┌─ Information shown
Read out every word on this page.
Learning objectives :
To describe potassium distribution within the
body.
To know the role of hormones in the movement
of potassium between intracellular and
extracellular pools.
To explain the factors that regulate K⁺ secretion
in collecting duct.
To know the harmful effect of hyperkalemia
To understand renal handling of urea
└─
┌─ Information shown
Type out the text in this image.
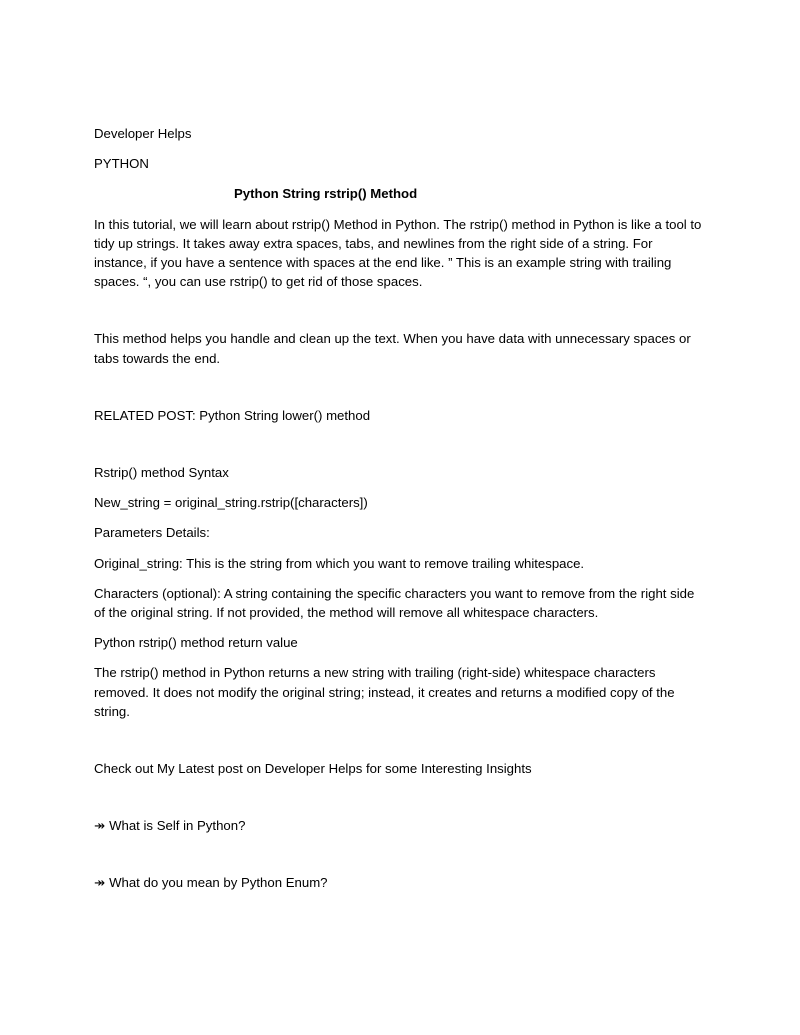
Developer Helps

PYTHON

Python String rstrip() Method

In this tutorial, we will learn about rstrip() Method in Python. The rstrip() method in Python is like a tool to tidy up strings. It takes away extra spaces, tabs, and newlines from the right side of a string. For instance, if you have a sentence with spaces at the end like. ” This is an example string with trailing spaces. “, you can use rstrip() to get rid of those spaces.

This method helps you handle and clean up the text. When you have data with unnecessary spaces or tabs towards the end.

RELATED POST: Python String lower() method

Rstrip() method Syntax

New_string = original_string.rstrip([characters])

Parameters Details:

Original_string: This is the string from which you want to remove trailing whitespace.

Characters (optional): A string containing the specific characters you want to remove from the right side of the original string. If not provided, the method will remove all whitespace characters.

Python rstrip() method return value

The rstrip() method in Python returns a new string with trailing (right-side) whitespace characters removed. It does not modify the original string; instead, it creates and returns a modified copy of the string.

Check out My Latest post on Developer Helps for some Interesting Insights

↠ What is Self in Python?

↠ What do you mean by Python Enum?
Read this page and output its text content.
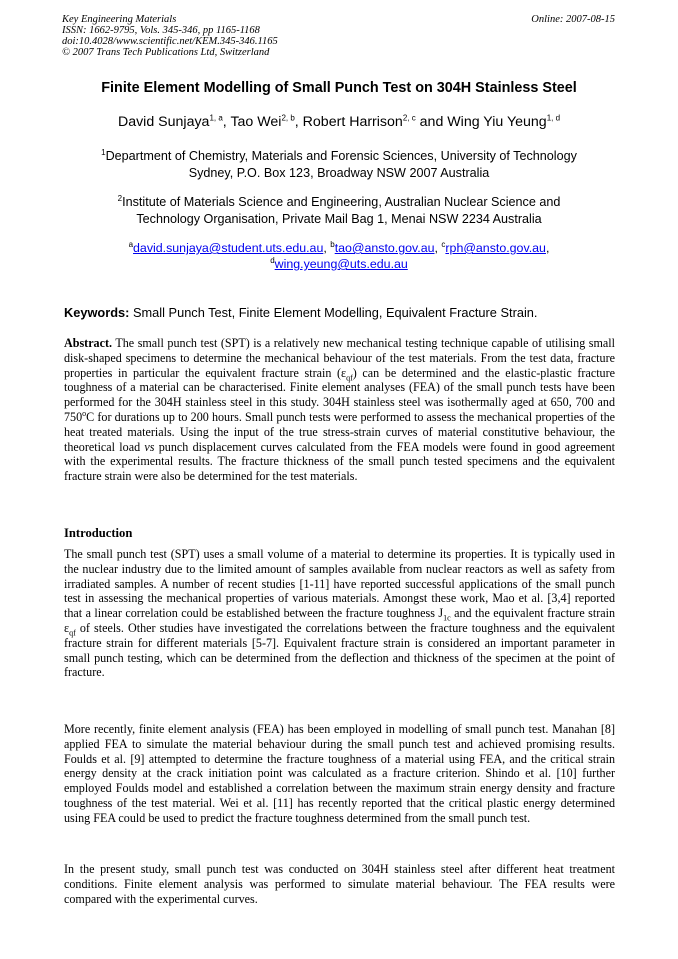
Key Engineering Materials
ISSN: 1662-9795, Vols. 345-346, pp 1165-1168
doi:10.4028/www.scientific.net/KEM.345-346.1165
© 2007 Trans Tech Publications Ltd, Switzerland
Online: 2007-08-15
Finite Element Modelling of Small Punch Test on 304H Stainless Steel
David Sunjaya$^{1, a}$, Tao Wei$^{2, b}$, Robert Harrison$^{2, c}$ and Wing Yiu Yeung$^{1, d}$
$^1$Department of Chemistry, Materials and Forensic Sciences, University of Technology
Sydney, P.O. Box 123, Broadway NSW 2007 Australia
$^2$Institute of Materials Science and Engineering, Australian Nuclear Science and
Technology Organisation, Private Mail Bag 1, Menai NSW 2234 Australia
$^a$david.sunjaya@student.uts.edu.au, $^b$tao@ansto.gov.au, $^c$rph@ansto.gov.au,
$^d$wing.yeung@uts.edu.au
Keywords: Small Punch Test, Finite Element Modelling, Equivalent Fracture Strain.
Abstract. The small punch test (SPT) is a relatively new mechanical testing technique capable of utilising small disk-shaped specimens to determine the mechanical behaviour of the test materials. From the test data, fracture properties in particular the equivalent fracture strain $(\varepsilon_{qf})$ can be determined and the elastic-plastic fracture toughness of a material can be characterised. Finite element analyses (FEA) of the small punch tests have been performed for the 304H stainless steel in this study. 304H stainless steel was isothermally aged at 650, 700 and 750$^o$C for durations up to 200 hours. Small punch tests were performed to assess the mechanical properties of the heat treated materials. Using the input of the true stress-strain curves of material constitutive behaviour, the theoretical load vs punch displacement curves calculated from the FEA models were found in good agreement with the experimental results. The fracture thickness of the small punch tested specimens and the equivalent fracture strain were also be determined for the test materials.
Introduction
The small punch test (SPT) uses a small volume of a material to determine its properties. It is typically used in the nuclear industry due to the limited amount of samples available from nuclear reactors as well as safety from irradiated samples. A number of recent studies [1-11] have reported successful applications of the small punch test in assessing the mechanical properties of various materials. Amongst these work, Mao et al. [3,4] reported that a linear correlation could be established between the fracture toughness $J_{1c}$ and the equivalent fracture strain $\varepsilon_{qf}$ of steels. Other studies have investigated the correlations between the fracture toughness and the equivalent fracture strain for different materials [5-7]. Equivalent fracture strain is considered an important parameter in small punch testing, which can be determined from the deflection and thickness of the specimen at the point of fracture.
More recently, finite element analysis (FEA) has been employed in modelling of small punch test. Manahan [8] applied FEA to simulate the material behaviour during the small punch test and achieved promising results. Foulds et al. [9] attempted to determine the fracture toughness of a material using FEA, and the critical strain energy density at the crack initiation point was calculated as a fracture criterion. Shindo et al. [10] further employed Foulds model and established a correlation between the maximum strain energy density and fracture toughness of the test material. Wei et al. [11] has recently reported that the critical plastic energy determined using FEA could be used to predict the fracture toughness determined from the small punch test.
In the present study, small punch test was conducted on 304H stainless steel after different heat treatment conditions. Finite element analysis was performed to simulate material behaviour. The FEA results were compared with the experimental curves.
└─
Objective – Write down every line of the data above that includes the string "Engineering".

Response to the task –
Key Engineering Materials
$^2$Institute of Materials Science and Engineering, Australian Nuclear Science and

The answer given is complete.